Provided records –

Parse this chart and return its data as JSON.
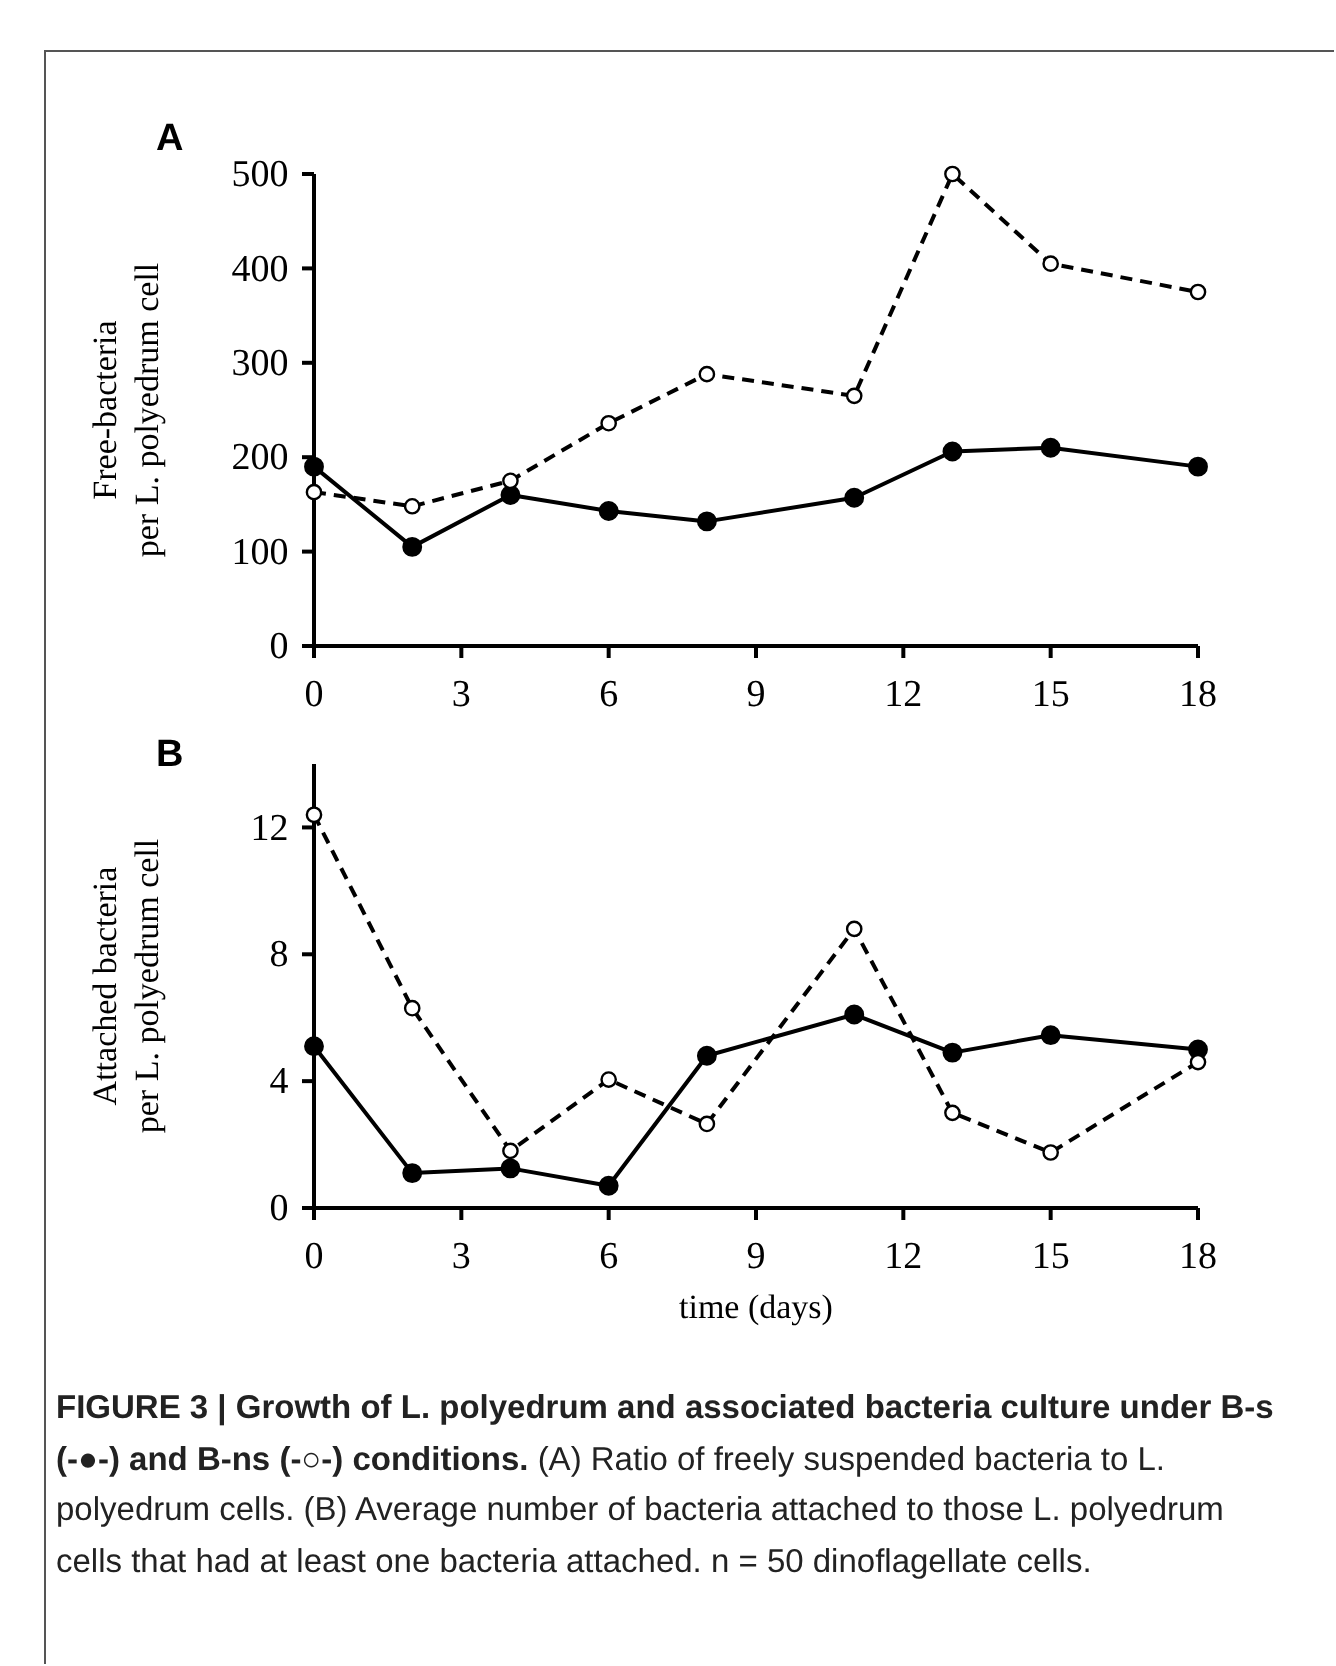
{
  "chart_data": [
    {
      "type": "line",
      "title": "A",
      "ylabel": "Free-bacteria\nper L. polyedrum cell",
      "x": [
        0,
        2,
        4,
        6,
        8,
        11,
        13,
        15,
        18
      ],
      "xlim": [
        0,
        18
      ],
      "xticks": [
        0,
        3,
        6,
        9,
        12,
        15,
        18
      ],
      "ylim": [
        0,
        500
      ],
      "yticks": [
        0,
        100,
        200,
        300,
        400,
        500
      ],
      "marker": "circle",
      "grid": false,
      "series": [
        {
          "color": "#000000",
          "line_style": "solid",
          "values": [
            190,
            105,
            160,
            143,
            132,
            157,
            206,
            210,
            190
          ]
        },
        {
          "color": "#000000",
          "line_style": "dashed",
          "values": [
            163,
            148,
            175,
            236,
            288,
            265,
            500,
            405,
            375
          ]
        }
      ]
    },
    {
      "type": "line",
      "title": "B",
      "xlabel": "time (days)",
      "ylabel": "Attached bacteria\nper L. polyedrum cell",
      "x": [
        0,
        2,
        4,
        6,
        8,
        11,
        13,
        15,
        18
      ],
      "xlim": [
        0,
        18
      ],
      "xticks": [
        0,
        3,
        6,
        9,
        12,
        15,
        18
      ],
      "ylim": [
        0,
        14
      ],
      "yticks": [
        0,
        4,
        8,
        12
      ],
      "marker": "circle",
      "grid": false,
      "series": [
        {
          "color": "#000000",
          "line_style": "solid",
          "values": [
            5.1,
            1.1,
            1.25,
            0.7,
            4.8,
            6.1,
            4.9,
            5.45,
            5.0
          ]
        },
        {
          "color": "#000000",
          "line_style": "dashed",
          "values": [
            12.4,
            6.3,
            1.8,
            4.05,
            2.65,
            8.8,
            3.0,
            1.75,
            4.6
          ]
        }
      ],
      "annotations": [
        "FIGURE 3 | Growth of L. polyedrum and associated bacteria culture under B-s (-●-) and B-ns (-○-) conditions.",
        "(A) Ratio of freely suspended bacteria to L. polyedrum cells. (B) Average number of bacteria attached to those L. polyedrum cells that had at least one bacteria attached. n = 50 dinoflagellate cells."
      ]
    }
  ]
}
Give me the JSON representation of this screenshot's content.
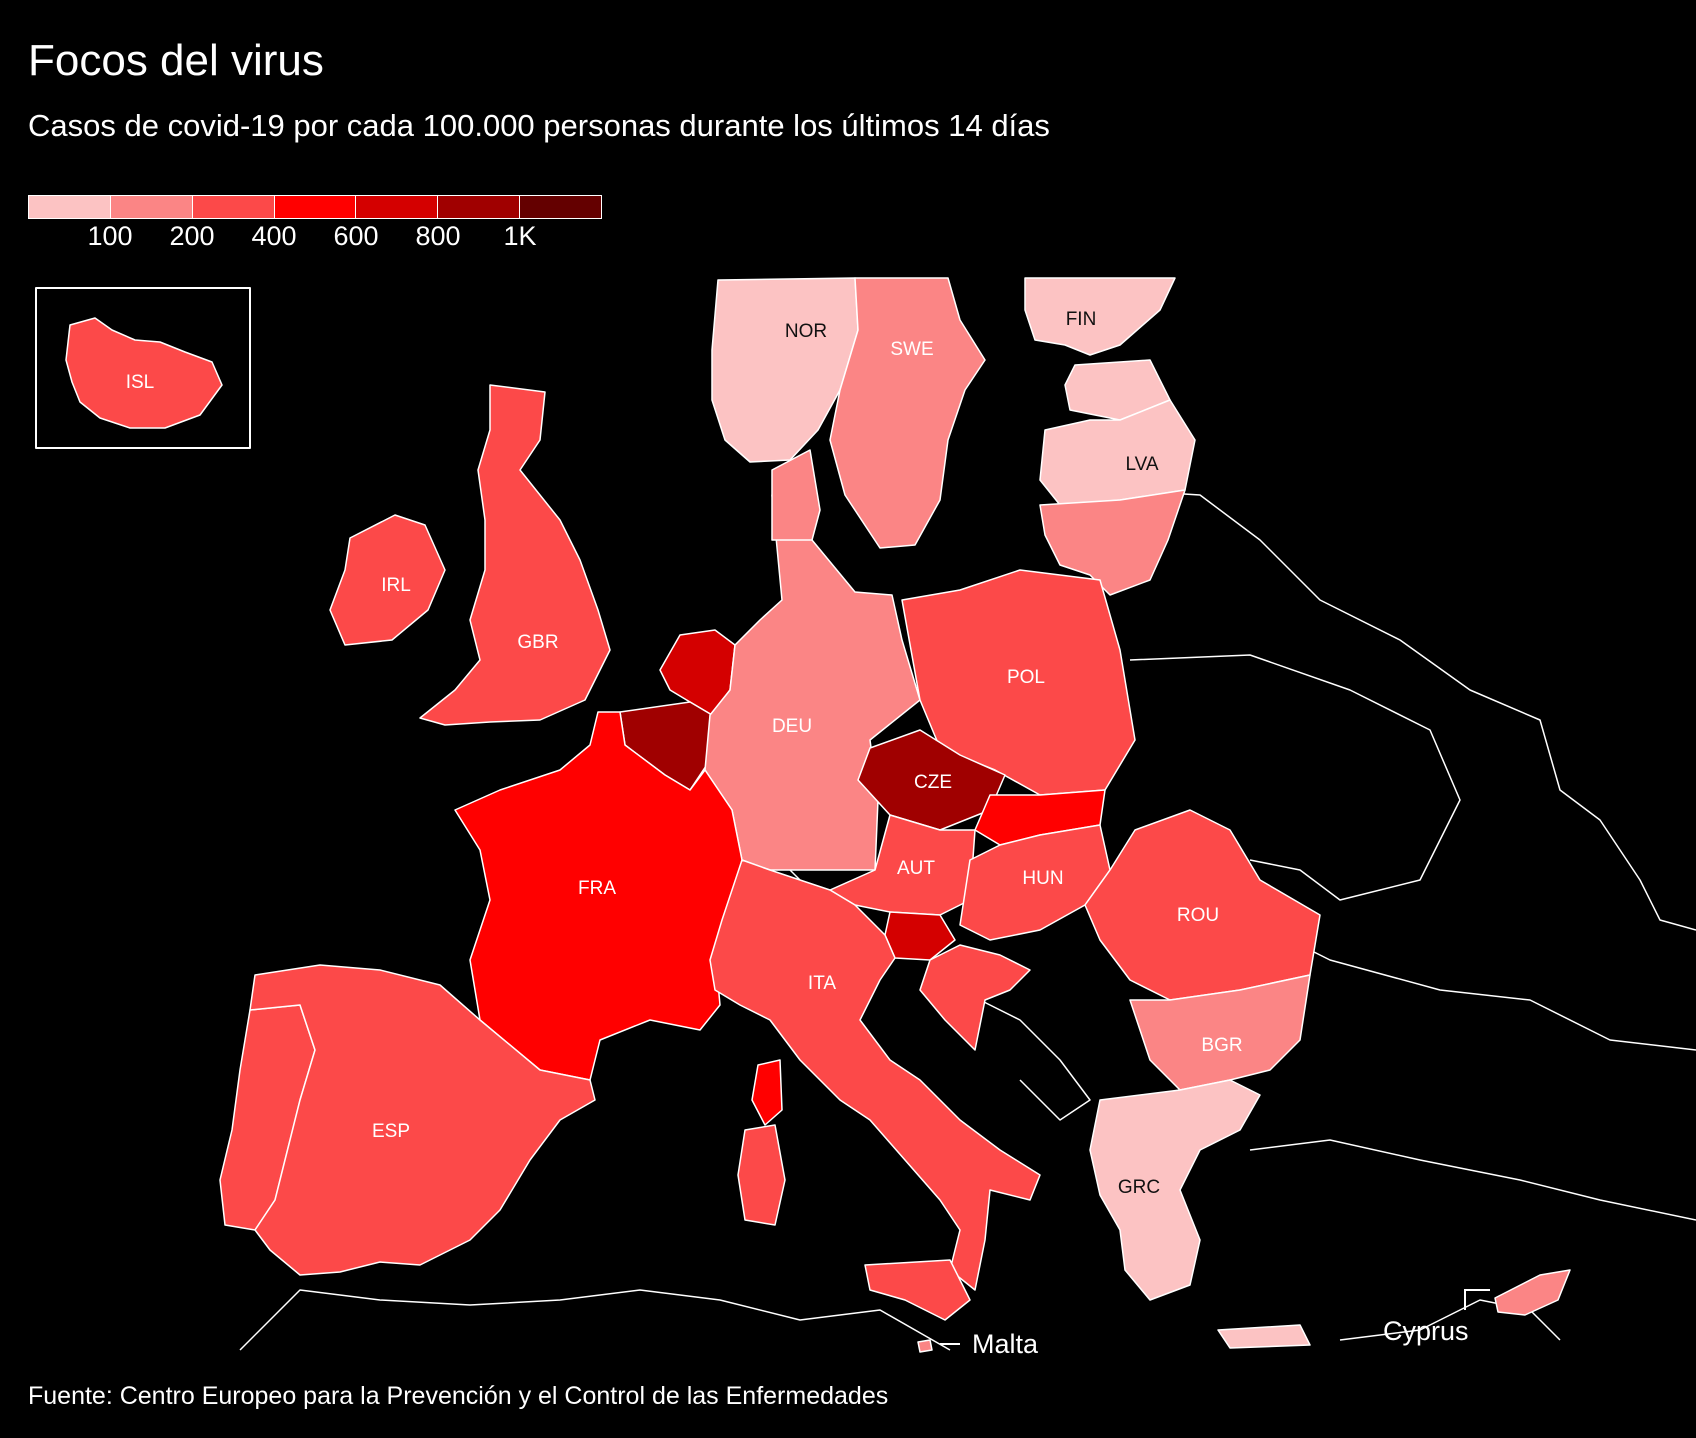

Work order – Look through the entries and return every line where "nper" appears.

Result –
      "ylabel": "Free-bacteria\nper L. polyedrum cell",
      "ylabel": "Attached bacteria\nper L. polyedrum cell",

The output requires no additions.